**Requirement**:
Pick out each line of the records in which the word "участке" appears.

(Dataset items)
• • • •
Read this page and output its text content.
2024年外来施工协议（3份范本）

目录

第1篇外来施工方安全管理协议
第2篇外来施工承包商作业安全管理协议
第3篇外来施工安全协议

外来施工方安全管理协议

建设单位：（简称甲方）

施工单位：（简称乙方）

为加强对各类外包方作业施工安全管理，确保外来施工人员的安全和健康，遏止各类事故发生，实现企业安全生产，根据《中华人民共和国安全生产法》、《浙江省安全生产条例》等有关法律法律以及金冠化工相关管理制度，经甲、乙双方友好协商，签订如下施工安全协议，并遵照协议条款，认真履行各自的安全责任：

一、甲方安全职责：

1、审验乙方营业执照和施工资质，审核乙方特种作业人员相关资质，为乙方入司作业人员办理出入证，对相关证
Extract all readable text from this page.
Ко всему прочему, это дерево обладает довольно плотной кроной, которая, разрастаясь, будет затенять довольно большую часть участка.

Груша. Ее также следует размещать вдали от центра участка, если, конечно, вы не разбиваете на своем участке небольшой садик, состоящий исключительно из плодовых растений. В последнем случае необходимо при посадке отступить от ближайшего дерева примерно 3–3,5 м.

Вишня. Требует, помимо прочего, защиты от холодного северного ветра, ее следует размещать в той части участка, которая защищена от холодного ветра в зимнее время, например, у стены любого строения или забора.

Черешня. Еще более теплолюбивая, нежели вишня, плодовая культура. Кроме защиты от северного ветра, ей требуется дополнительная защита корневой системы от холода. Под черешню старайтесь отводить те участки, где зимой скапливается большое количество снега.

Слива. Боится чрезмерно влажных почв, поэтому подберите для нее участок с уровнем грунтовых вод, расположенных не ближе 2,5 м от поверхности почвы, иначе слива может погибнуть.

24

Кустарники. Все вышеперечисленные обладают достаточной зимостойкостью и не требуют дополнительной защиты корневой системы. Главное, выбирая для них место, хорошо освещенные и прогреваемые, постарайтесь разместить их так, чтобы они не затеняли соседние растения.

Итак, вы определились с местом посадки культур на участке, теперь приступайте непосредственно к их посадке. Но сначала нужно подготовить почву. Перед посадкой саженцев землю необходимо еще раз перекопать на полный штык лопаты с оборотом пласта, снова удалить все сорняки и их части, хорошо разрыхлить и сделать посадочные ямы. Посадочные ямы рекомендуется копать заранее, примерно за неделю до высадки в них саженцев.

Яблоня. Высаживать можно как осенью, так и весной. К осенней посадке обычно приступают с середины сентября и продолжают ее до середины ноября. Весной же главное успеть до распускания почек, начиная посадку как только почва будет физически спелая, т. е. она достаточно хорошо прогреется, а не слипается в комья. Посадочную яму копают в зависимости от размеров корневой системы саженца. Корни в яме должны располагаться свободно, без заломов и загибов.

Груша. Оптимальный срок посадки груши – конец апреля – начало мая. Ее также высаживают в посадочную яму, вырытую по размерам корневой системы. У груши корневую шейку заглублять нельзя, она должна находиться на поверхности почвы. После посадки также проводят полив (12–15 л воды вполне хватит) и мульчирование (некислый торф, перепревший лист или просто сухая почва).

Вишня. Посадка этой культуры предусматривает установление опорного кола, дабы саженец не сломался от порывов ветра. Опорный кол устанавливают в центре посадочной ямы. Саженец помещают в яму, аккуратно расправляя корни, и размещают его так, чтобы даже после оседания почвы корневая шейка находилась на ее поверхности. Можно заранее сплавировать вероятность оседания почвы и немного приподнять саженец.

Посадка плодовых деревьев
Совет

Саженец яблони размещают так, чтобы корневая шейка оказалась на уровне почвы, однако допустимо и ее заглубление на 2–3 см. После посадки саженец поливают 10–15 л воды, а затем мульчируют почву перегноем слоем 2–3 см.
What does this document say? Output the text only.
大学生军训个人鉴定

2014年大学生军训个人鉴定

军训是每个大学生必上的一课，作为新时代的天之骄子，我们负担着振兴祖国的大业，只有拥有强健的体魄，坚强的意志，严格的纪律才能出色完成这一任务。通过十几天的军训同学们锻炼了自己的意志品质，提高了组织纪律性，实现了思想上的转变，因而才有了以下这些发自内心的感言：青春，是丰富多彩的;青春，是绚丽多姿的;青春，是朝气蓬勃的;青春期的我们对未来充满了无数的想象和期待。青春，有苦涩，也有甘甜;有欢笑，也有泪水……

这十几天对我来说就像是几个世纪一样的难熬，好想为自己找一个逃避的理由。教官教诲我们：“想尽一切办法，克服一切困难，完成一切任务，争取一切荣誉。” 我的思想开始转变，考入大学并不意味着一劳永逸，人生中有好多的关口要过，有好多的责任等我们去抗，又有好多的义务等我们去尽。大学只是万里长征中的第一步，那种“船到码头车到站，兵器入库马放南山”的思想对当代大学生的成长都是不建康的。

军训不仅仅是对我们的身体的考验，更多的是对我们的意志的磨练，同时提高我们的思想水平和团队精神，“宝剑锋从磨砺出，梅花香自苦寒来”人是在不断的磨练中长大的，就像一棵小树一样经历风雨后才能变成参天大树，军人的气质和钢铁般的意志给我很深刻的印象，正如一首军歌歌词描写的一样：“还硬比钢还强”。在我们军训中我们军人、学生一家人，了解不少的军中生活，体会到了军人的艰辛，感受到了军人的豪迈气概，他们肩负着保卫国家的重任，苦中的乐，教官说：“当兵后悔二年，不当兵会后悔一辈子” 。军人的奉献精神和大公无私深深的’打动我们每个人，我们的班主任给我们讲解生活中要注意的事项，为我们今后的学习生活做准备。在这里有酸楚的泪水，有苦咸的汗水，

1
• • • •
**Solved problem**:
Груша. Ее также следует размещать вдали от центра участка, если, конечно, вы не разбиваете на своем участке небольшой садик, состоящий исключительно из плодовых растений. В последнем случае необходимо при посадке отступить от ближайшего дерева примерно 3–3,5 м.
Итак, вы определились с местом посадки культур на участке, теперь приступайте непосредственно к их посадке. Но сначала нужно подготовить почву. Перед посадкой саженцев землю необходимо еще раз перекопать на полный штык лопаты с оборотом пласта, снова удалить все сорняки и их части, хорошо разрыхлить и сделать посадочные ямы. Посадочные ямы рекомендуется копать заранее, примерно за неделю до высадки в них саженцев.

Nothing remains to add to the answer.